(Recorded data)
============
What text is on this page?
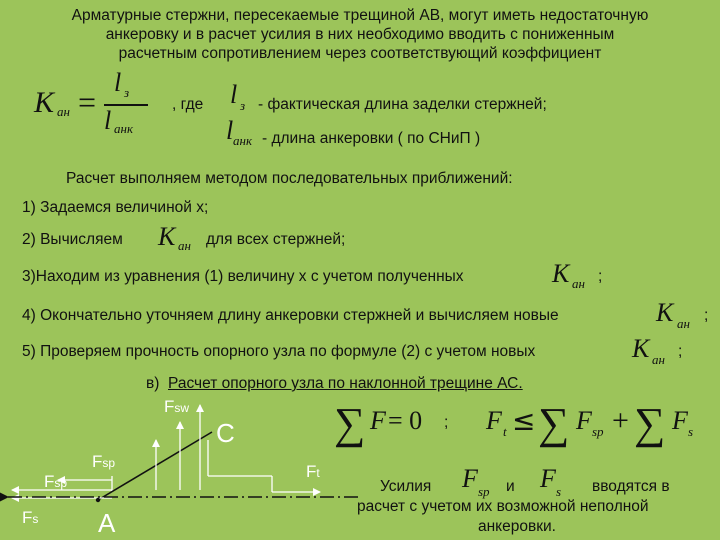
Арматурные стержни, пересекаемые трещиной АВ, могут иметь недостаточную
анкеровку и в расчет усилия в них необходимо вводить с пониженным
расчетным сопротивлением через соответствующий коэффициент
K ан =
l з
l анк
, где l з - фактическая длина заделки стержней;
l анк - длина анкеровки ( по СНиП )
Расчет выполняем методом последовательных приближений:
1) Задаемся величиной х;
2) Вычисляем K ан для всех стержней;
3)Находим из уравнения (1) величину х с учетом полученных	K ан ;
4) Окончательно уточняем длину анкеровки стержней и вычисляем новые	K ан ;
5) Проверяем прочность опорного узла по формуле (2) с учетом новых	K ан ;
в) Расчет опорного узла по наклонной трещине АС.
∑ F = 0 ; F t ≤ ∑ F sp + ∑ F s
Усилия F sp и F s вводятся в
расчет с учетом их возможной неполной
анкеровки.
Fsw
C
Fsp	Ft
Fsp
Fs A
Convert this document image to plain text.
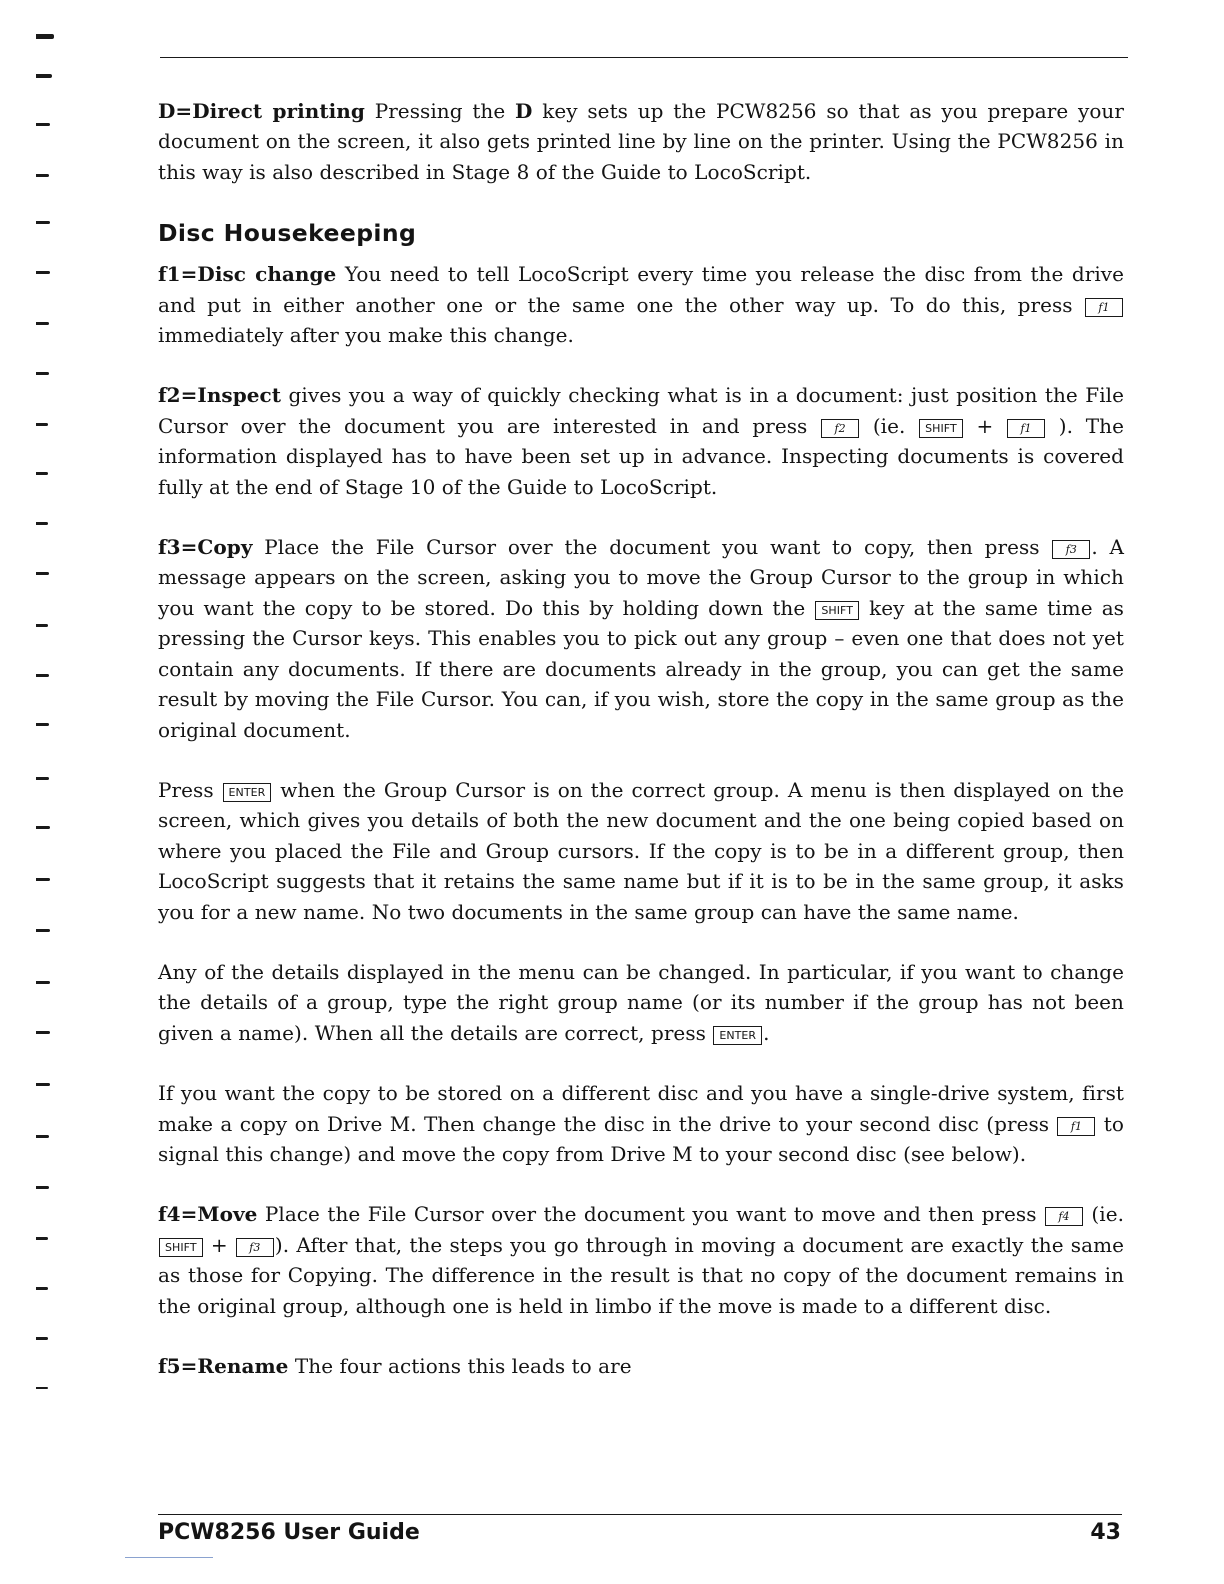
D=Direct printing Pressing the D key sets up the PCW8256 so that as you prepare your document on the screen, it also gets printed line by line on the printer. Using the PCW8256 in this way is also described in Stage 8 of the Guide to LocoScript.

Disc Housekeeping

f1=Disc change You need to tell LocoScript every time you release the disc from the drive and put in either another one or the same one the other way up. To do this, press f1 immediately after you make this change.

f2=Inspect gives you a way of quickly checking what is in a document: just position the File Cursor over the document you are interested in and press f2 (ie. SHIFT + f1 ). The information displayed has to have been set up in advance. Inspecting documents is covered fully at the end of Stage 10 of the Guide to LocoScript.

f3=Copy Place the File Cursor over the document you want to copy, then press f3 . A message appears on the screen, asking you to move the Group Cursor to the group in which you want the copy to be stored. Do this by holding down the SHIFT key at the same time as pressing the Cursor keys. This enables you to pick out any group – even one that does not yet contain any documents. If there are documents already in the group, you can get the same result by moving the File Cursor. You can, if you wish, store the copy in the same group as the original document.

Press ENTER when the Group Cursor is on the correct group. A menu is then displayed on the screen, which gives you details of both the new document and the one being copied based on where you placed the File and Group cursors. If the copy is to be in a different group, then LocoScript suggests that it retains the same name but if it is to be in the same group, it asks you for a new name. No two documents in the same group can have the same name.

Any of the details displayed in the menu can be changed. In particular, if you want to change the details of a group, type the right group name (or its number if the group has not been given a name). When all the details are correct, press ENTER .

If you want the copy to be stored on a different disc and you have a single-drive system, first make a copy on Drive M. Then change the disc in the drive to your second disc (press f1 to signal this change) and move the copy from Drive M to your second disc (see below).

f4=Move Place the File Cursor over the document you want to move and then press f4 (ie. SHIFT + f3 ). After that, the steps you go through in moving a document are exactly the same as those for Copying. The difference in the result is that no copy of the document remains in the original group, although one is held in limbo if the move is made to a different disc.

f5=Rename The four actions this leads to are

PCW8256 User Guide	43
============
To do:
Copy in full each line that holds the word "узла".

Result for this exercise:
5) Проверяем прочность опорного узла по формуле (2) с учетом новых	K ан ;
в) Расчет опорного узла по наклонной трещине АС.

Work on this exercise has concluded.